■ Given task:
Copy out the listing that follows, exactly, without its pictures.

■ Data to use:
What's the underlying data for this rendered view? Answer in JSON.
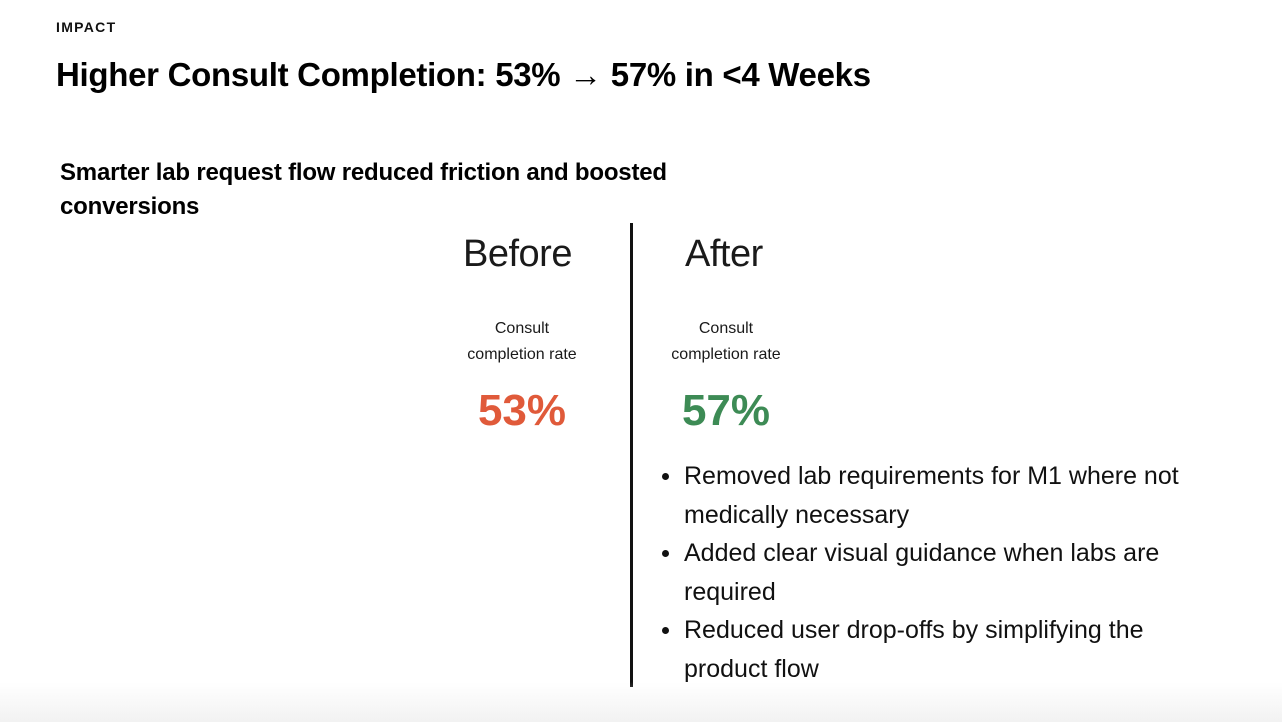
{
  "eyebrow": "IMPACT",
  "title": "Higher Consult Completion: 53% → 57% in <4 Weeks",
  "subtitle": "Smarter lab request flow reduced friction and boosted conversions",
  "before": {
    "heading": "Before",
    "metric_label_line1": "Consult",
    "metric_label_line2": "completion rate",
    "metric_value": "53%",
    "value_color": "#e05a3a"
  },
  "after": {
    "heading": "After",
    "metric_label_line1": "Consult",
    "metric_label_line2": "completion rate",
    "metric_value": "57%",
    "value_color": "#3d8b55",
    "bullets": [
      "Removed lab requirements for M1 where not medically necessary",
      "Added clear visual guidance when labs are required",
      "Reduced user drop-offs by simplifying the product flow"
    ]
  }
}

■ Output for this task:
What's the underlying data for this rendered view? Answer in JSON.
{
  "eyebrow": "IMPACT",
  "title": "Higher Consult Completion: 53% → 57% in <4 Weeks",
  "subtitle": "Smarter lab request flow reduced friction and boosted conversions",
  "before": {
    "heading": "Before",
    "metric_label_line1": "Consult",
    "metric_label_line2": "completion rate",
    "metric_value": "53%",
    "value_color": "#e05a3a"
  },
  "after": {
    "heading": "After",
    "metric_label_line1": "Consult",
    "metric_label_line2": "completion rate",
    "metric_value": "57%",
    "value_color": "#3d8b55",
    "bullets": [
      "Removed lab requirements for M1 where not medically necessary",
      "Added clear visual guidance when labs are required",
      "Reduced user drop-offs by simplifying the product flow"
    ]
  }
}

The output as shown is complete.